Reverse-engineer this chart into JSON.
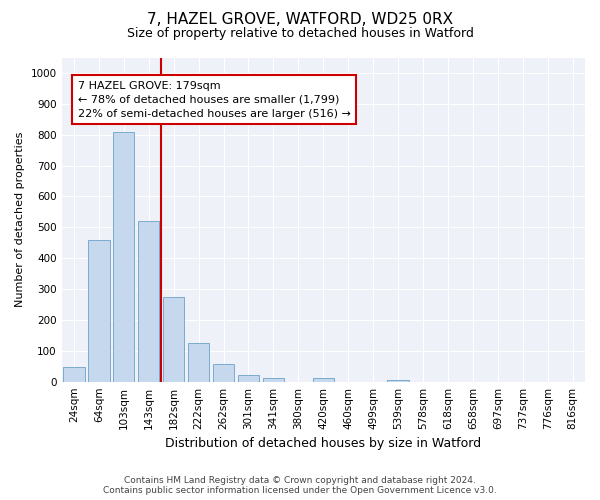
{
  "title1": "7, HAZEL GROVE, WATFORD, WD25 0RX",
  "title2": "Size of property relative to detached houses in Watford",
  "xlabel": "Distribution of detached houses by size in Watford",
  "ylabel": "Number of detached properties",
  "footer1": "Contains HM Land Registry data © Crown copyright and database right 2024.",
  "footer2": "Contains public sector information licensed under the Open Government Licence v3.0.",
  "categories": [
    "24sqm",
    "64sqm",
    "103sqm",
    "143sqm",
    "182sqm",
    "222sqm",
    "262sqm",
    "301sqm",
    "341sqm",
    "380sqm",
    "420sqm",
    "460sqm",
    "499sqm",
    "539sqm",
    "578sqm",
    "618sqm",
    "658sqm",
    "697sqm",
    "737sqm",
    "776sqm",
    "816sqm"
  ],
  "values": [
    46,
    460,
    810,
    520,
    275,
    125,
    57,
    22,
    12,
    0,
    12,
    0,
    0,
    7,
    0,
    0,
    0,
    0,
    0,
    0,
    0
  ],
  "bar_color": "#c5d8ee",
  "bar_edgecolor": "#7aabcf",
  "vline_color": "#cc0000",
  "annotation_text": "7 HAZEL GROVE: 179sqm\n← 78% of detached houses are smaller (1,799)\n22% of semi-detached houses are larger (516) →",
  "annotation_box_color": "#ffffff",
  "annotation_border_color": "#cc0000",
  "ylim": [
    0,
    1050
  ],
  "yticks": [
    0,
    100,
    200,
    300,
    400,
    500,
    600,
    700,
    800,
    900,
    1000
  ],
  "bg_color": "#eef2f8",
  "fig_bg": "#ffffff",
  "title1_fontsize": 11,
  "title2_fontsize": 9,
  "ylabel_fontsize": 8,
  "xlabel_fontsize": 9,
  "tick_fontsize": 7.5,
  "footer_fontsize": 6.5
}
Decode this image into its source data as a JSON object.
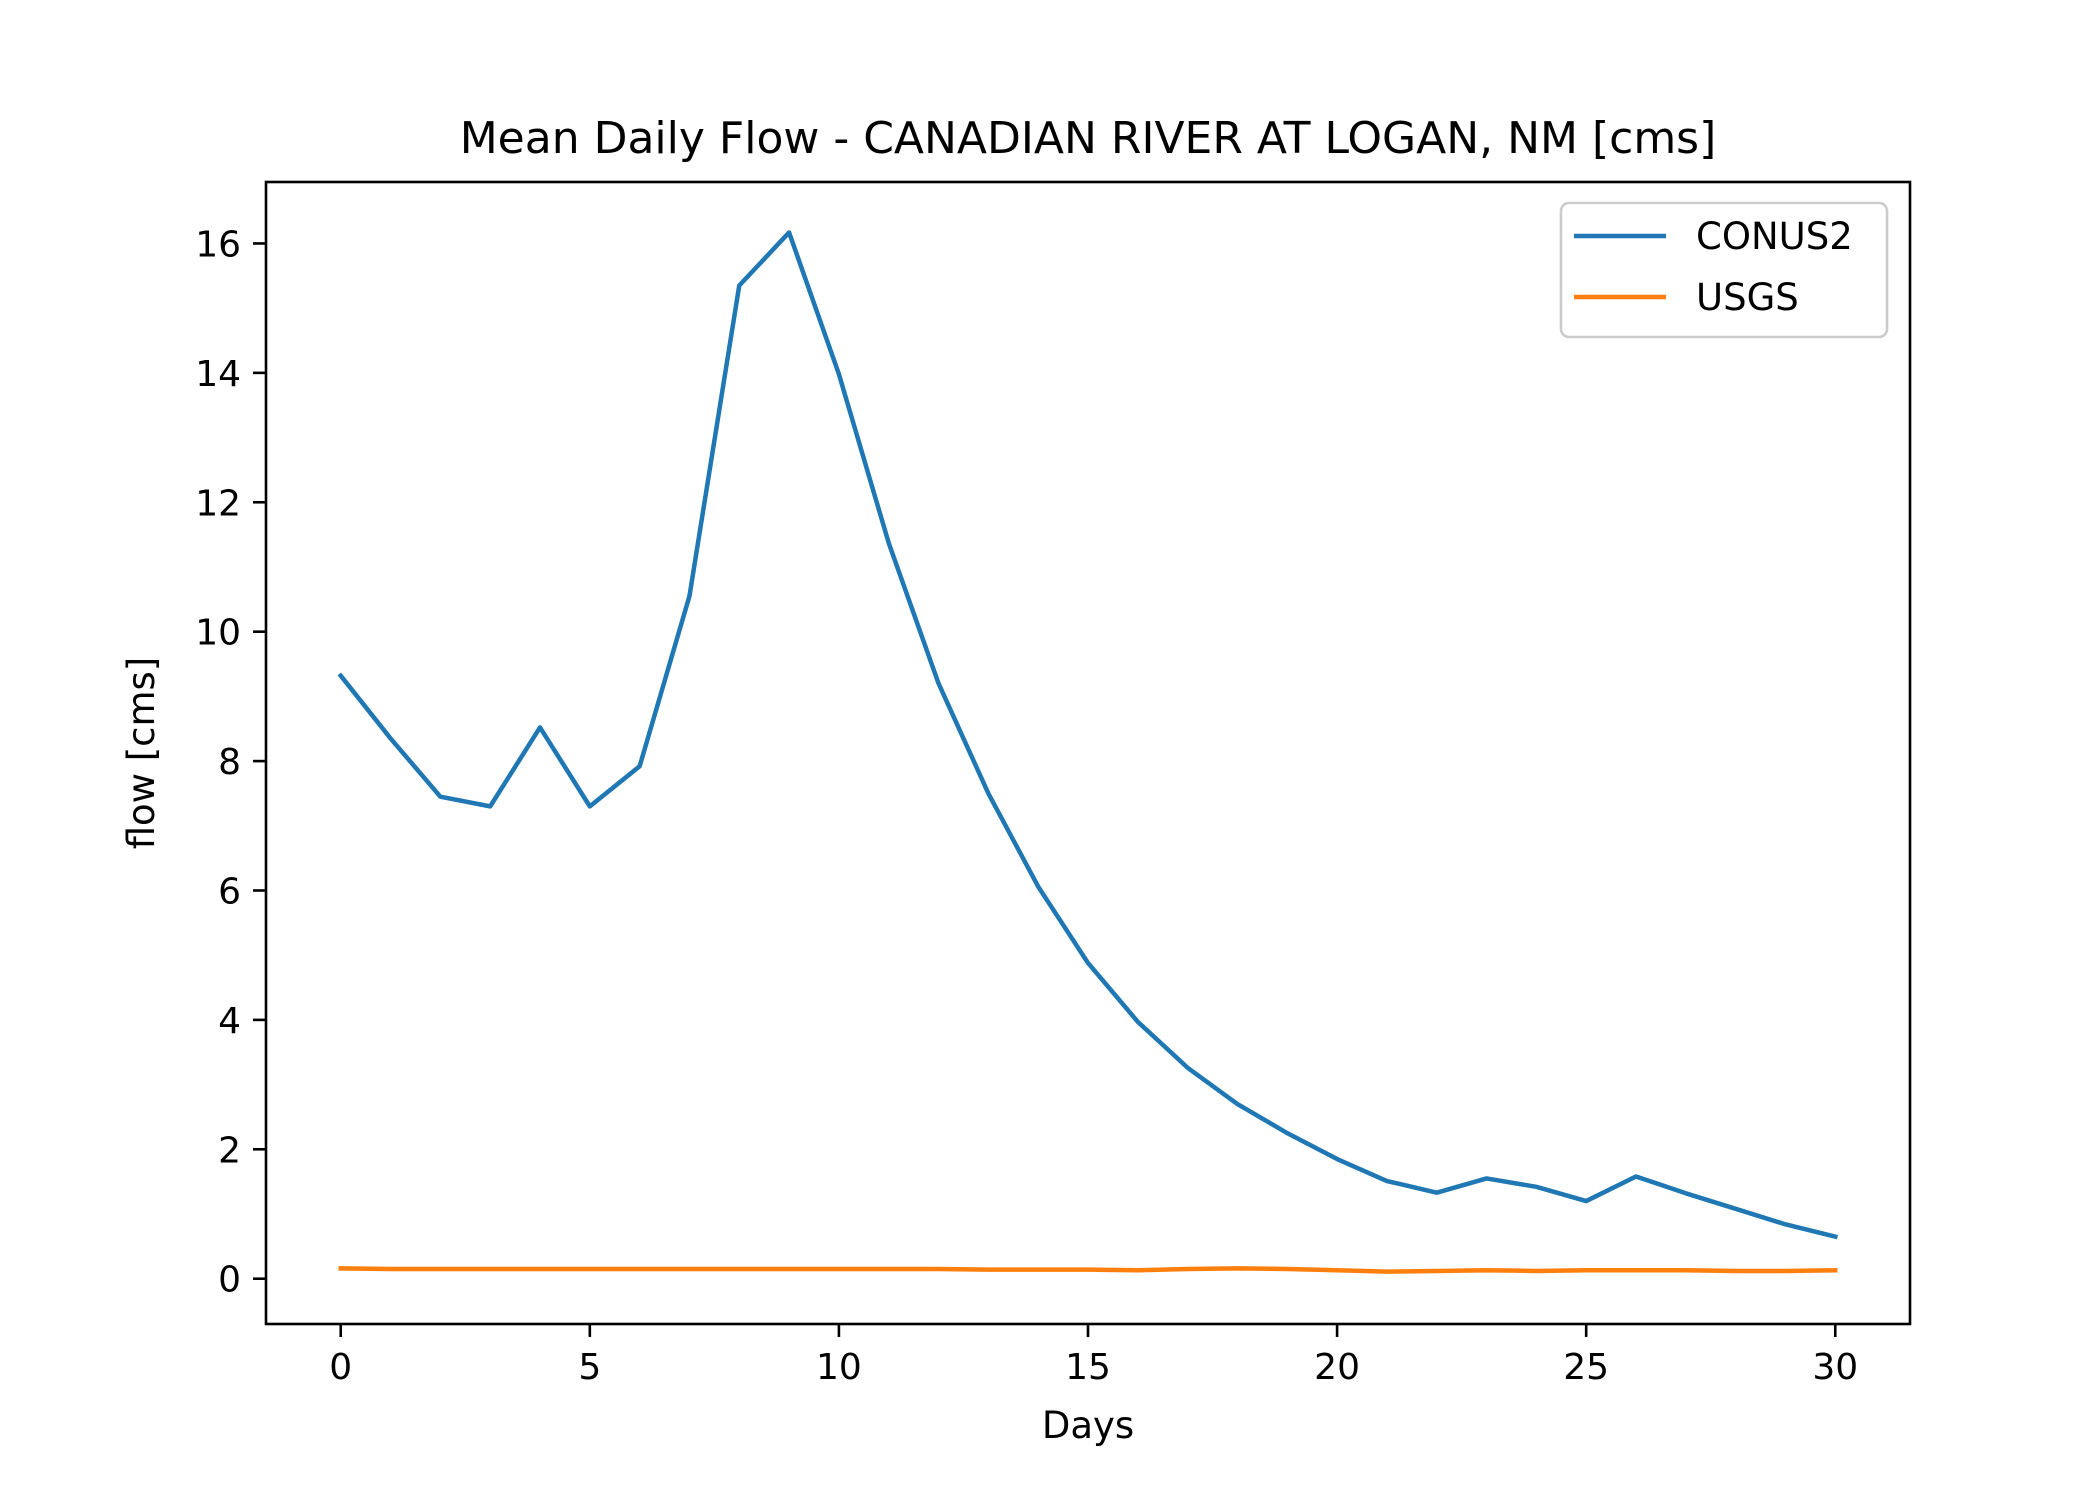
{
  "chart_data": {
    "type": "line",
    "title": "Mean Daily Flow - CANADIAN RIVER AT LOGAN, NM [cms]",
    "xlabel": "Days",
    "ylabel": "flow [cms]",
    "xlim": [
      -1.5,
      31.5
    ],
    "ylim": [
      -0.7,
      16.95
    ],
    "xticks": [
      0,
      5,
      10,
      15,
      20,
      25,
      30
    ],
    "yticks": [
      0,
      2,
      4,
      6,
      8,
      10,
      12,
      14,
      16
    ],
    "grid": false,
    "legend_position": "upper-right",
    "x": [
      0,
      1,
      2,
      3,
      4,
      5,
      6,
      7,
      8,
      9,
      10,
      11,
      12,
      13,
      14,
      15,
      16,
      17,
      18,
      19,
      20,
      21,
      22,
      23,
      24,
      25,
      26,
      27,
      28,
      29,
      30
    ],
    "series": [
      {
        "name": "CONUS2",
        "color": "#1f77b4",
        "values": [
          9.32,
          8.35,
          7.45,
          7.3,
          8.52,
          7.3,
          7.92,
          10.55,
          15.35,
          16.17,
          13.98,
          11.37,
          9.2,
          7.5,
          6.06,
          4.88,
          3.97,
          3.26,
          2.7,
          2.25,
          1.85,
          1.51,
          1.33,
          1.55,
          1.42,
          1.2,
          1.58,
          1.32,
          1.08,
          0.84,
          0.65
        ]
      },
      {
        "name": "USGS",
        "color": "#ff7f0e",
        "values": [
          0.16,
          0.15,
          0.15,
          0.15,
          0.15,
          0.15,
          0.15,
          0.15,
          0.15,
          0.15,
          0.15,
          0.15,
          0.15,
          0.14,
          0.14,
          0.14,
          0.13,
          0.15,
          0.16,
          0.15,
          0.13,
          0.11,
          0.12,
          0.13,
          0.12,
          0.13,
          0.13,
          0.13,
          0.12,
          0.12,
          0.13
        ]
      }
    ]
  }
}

::::

THE EXERCISE: Using the listing, copy every line where the word "GROVE" shows up.

SOLUTION FOR THIS PROBLEM:
  "title1": "7, HAZEL GROVE, WATFORD, WD25 0RX",
  "annotation_text": "7 HAZEL GROVE: 179sqm\n← 78% of detached houses are smaller (1,799)\n22% of semi-detached houses are larger (516) →",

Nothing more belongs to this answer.